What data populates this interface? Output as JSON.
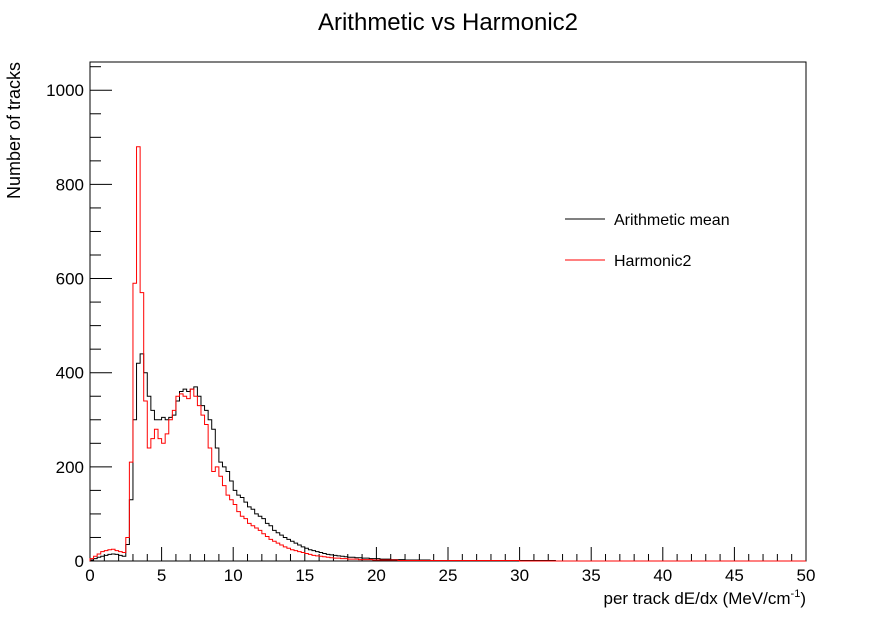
{
  "chart_data": {
    "type": "histogram",
    "title": "Arithmetic vs Harmonic2",
    "xlabel": "per track dE/dx (MeV/cm",
    "xlabel_sup": "-1",
    "xlabel_end": ")",
    "ylabel": "Number of tracks",
    "xlim": [
      0,
      50
    ],
    "ylim": [
      0,
      1060
    ],
    "x_ticks": [
      0,
      5,
      10,
      15,
      20,
      25,
      30,
      35,
      40,
      45,
      50
    ],
    "x_tick_labels": [
      "0",
      "5",
      "10",
      "15",
      "20",
      "25",
      "30",
      "35",
      "40",
      "45",
      "50"
    ],
    "y_ticks": [
      0,
      200,
      400,
      600,
      800,
      1000
    ],
    "y_tick_labels": [
      "0",
      "200",
      "400",
      "600",
      "800",
      "1000"
    ],
    "grid": false,
    "legend_position": "upper-right",
    "bin_width": 0.25,
    "series": [
      {
        "name": "Arithmetic mean",
        "color": "#000000",
        "values": [
          2,
          5,
          8,
          10,
          12,
          14,
          15,
          14,
          12,
          10,
          35,
          130,
          300,
          420,
          440,
          400,
          350,
          320,
          300,
          300,
          305,
          300,
          305,
          310,
          340,
          360,
          365,
          360,
          365,
          370,
          350,
          330,
          320,
          300,
          280,
          240,
          210,
          200,
          190,
          170,
          150,
          140,
          135,
          125,
          115,
          110,
          100,
          95,
          90,
          80,
          75,
          65,
          60,
          55,
          50,
          46,
          42,
          38,
          34,
          30,
          27,
          24,
          22,
          20,
          18,
          16,
          14,
          13,
          12,
          11,
          10,
          9,
          8,
          8,
          7,
          7,
          6,
          6,
          5,
          5,
          5,
          4,
          4,
          4,
          3,
          3,
          3,
          3,
          2,
          2,
          2,
          2,
          2,
          2,
          2,
          1,
          1,
          1,
          1,
          1,
          1,
          1,
          1,
          1,
          1,
          1,
          1,
          1,
          1,
          1,
          1,
          1,
          1,
          1,
          1,
          1,
          1,
          1,
          1,
          1,
          1,
          1,
          1,
          1,
          1,
          1,
          1,
          1,
          1,
          1,
          0,
          0,
          0,
          0,
          0,
          0,
          0,
          0,
          0,
          0,
          0,
          0,
          0,
          0,
          0,
          0,
          0,
          0,
          0,
          0,
          0,
          0,
          0,
          0,
          0,
          0,
          0,
          0,
          0,
          0,
          0,
          0,
          0,
          0,
          0,
          0,
          0,
          0,
          0,
          0,
          0,
          0,
          0,
          0,
          0,
          0,
          0,
          0,
          0,
          0,
          0,
          0,
          0,
          0,
          0,
          0,
          0,
          0,
          0,
          0,
          0,
          0,
          0,
          0,
          0,
          0,
          0,
          0,
          0,
          0
        ]
      },
      {
        "name": "Harmonic2",
        "color": "#ff0000",
        "values": [
          5,
          10,
          15,
          20,
          22,
          24,
          25,
          22,
          20,
          18,
          50,
          210,
          590,
          880,
          570,
          340,
          240,
          260,
          280,
          260,
          250,
          270,
          300,
          320,
          350,
          355,
          350,
          345,
          365,
          350,
          330,
          310,
          290,
          240,
          190,
          200,
          180,
          160,
          140,
          130,
          120,
          105,
          95,
          90,
          80,
          75,
          70,
          65,
          58,
          52,
          46,
          42,
          38,
          34,
          30,
          27,
          24,
          22,
          20,
          18,
          16,
          14,
          12,
          11,
          10,
          9,
          8,
          7,
          6,
          6,
          5,
          5,
          4,
          4,
          4,
          3,
          3,
          3,
          3,
          2,
          2,
          2,
          2,
          2,
          2,
          2,
          1,
          1,
          1,
          1,
          1,
          1,
          1,
          1,
          1,
          1,
          1,
          1,
          1,
          1,
          1,
          1,
          1,
          1,
          1,
          1,
          1,
          1,
          1,
          1,
          1,
          1,
          1,
          1,
          1,
          1,
          1,
          1,
          1,
          1,
          0,
          0,
          0,
          0,
          0,
          0,
          0,
          0,
          0,
          0,
          0,
          0,
          0,
          0,
          0,
          0,
          0,
          0,
          0,
          0,
          0,
          0,
          0,
          0,
          0,
          0,
          0,
          0,
          0,
          0,
          0,
          0,
          0,
          0,
          0,
          0,
          0,
          0,
          0,
          0,
          0,
          0,
          0,
          0,
          0,
          0,
          0,
          0,
          0,
          0,
          0,
          0,
          0,
          0,
          0,
          0,
          0,
          0,
          0,
          0,
          0,
          0,
          0,
          0,
          0,
          0,
          0,
          0,
          0,
          0,
          0,
          0,
          0,
          0,
          0,
          0,
          0,
          0,
          0,
          0
        ]
      }
    ]
  }
}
- - - -
Task details:
Lines containing "name" are to be counted. State the total and add nothing.

Reply to the task:
2